## What is required
Please reproduce every record, keeping each one exactly as written.

## Data provided
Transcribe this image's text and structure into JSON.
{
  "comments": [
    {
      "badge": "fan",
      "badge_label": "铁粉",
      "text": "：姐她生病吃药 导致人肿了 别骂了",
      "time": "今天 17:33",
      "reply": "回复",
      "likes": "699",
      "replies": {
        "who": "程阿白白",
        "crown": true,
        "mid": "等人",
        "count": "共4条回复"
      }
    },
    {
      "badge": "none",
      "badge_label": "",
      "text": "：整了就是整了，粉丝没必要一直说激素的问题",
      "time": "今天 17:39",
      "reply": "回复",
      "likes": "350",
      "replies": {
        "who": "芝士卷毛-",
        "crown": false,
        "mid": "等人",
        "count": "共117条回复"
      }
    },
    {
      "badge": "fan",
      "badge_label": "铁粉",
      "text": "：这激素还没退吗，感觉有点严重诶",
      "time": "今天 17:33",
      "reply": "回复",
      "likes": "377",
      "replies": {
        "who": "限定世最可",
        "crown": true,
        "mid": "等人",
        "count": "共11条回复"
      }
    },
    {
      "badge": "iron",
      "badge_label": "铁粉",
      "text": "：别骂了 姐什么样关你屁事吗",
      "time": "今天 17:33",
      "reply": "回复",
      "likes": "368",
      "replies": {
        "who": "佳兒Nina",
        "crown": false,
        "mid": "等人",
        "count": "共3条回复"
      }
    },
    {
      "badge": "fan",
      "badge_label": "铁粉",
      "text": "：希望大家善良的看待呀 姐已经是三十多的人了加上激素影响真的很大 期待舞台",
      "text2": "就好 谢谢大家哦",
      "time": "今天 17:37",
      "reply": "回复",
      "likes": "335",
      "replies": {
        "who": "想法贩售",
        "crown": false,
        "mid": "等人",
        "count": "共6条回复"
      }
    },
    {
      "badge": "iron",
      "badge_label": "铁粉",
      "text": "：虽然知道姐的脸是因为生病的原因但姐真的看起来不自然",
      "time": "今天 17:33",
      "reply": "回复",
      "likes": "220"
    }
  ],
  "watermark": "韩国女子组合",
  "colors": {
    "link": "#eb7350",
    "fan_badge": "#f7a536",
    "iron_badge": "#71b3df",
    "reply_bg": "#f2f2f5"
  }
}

## Answer for this exercise
Transcribe this image's text and structure into JSON.
{
  "comments": [
    {
      "badge": "fan",
      "badge_label": "铁粉",
      "text": "：姐她生病吃药 导致人肿了 别骂了",
      "time": "今天 17:33",
      "reply": "回复",
      "likes": "699",
      "replies": {
        "who": "程阿白白",
        "crown": true,
        "mid": "等人",
        "count": "共4条回复"
      }
    },
    {
      "badge": "none",
      "badge_label": "",
      "text": "：整了就是整了，粉丝没必要一直说激素的问题",
      "time": "今天 17:39",
      "reply": "回复",
      "likes": "350",
      "replies": {
        "who": "芝士卷毛-",
        "crown": false,
        "mid": "等人",
        "count": "共117条回复"
      }
    },
    {
      "badge": "fan",
      "badge_label": "铁粉",
      "text": "：这激素还没退吗，感觉有点严重诶",
      "time": "今天 17:33",
      "reply": "回复",
      "likes": "377",
      "replies": {
        "who": "限定世最可",
        "crown": true,
        "mid": "等人",
        "count": "共11条回复"
      }
    },
    {
      "badge": "iron",
      "badge_label": "铁粉",
      "text": "：别骂了 姐什么样关你屁事吗",
      "time": "今天 17:33",
      "reply": "回复",
      "likes": "368",
      "replies": {
        "who": "佳兒Nina",
        "crown": false,
        "mid": "等人",
        "count": "共3条回复"
      }
    },
    {
      "badge": "fan",
      "badge_label": "铁粉",
      "text": "：希望大家善良的看待呀 姐已经是三十多的人了加上激素影响真的很大 期待舞台",
      "text2": "就好 谢谢大家哦",
      "time": "今天 17:37",
      "reply": "回复",
      "likes": "335",
      "replies": {
        "who": "想法贩售",
        "crown": false,
        "mid": "等人",
        "count": "共6条回复"
      }
    },
    {
      "badge": "iron",
      "badge_label": "铁粉",
      "text": "：虽然知道姐的脸是因为生病的原因但姐真的看起来不自然",
      "time": "今天 17:33",
      "reply": "回复",
      "likes": "220"
    }
  ],
  "watermark": "韩国女子组合",
  "colors": {
    "link": "#eb7350",
    "fan_badge": "#f7a536",
    "iron_badge": "#71b3df",
    "reply_bg": "#f2f2f5"
  }
}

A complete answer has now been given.